§ **TASK REQUIREMENTS**:
Find every line in the records below that holds the word "a₂x²", and copy each one.

Excerpt from a dataset
=====
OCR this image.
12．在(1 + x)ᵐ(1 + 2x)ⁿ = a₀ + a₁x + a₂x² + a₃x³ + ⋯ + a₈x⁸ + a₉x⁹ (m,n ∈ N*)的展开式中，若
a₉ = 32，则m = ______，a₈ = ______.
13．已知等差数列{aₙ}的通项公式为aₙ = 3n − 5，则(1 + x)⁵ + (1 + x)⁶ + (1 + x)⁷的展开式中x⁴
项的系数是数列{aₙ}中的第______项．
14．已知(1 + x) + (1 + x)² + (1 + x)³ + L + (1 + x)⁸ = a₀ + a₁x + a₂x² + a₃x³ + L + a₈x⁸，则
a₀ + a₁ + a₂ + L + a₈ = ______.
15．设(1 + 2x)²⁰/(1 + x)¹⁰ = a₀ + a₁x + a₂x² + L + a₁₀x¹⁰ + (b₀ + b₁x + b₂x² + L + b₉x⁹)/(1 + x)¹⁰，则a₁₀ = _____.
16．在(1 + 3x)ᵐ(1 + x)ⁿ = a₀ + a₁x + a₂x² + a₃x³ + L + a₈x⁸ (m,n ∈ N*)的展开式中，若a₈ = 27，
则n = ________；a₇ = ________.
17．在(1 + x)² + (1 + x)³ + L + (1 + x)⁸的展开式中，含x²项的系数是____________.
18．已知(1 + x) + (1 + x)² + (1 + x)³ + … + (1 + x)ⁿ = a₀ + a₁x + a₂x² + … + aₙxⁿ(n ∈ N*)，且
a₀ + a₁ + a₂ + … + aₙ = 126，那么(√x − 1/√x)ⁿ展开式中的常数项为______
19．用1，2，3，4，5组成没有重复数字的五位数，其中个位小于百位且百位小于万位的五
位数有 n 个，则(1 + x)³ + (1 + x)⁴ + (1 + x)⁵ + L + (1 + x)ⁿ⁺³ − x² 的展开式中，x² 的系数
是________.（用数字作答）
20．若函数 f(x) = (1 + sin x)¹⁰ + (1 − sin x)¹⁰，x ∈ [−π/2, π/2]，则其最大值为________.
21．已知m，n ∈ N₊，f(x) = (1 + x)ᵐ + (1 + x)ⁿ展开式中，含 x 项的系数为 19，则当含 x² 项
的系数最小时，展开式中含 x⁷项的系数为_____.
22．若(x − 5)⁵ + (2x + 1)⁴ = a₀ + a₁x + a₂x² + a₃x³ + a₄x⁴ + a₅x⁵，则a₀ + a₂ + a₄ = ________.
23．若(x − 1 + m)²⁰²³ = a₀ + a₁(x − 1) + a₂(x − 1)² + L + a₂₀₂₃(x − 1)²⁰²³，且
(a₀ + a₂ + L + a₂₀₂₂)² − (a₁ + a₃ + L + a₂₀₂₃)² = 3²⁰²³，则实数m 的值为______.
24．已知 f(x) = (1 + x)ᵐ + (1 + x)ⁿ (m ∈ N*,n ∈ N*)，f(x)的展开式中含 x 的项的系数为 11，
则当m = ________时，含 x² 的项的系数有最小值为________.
=====
§ **FINAL ANSWER**:
12．在(1 + x)ᵐ(1 + 2x)ⁿ = a₀ + a₁x + a₂x² + a₃x³ + ⋯ + a₈x⁸ + a₉x⁹ (m,n ∈ N*)的展开式中，若
14．已知(1 + x) + (1 + x)² + (1 + x)³ + L + (1 + x)⁸ = a₀ + a₁x + a₂x² + a₃x³ + L + a₈x⁸，则
15．设(1 + 2x)²⁰/(1 + x)¹⁰ = a₀ + a₁x + a₂x² + L + a₁₀x¹⁰ + (b₀ + b₁x + b₂x² + L + b₉x⁹)/(1 + x)¹⁰，则a₁₀ = _____.
16．在(1 + 3x)ᵐ(1 + x)ⁿ = a₀ + a₁x + a₂x² + a₃x³ + L + a₈x⁸ (m,n ∈ N*)的展开式中，若a₈ = 27，
18．已知(1 + x) + (1 + x)² + (1 + x)³ + … + (1 + x)ⁿ = a₀ + a₁x + a₂x² + … + aₙxⁿ(n ∈ N*)，且
22．若(x − 5)⁵ + (2x + 1)⁴ = a₀ + a₁x + a₂x² + a₃x³ + a₄x⁴ + a₅x⁵，则a₀ + a₂ + a₄ = ________.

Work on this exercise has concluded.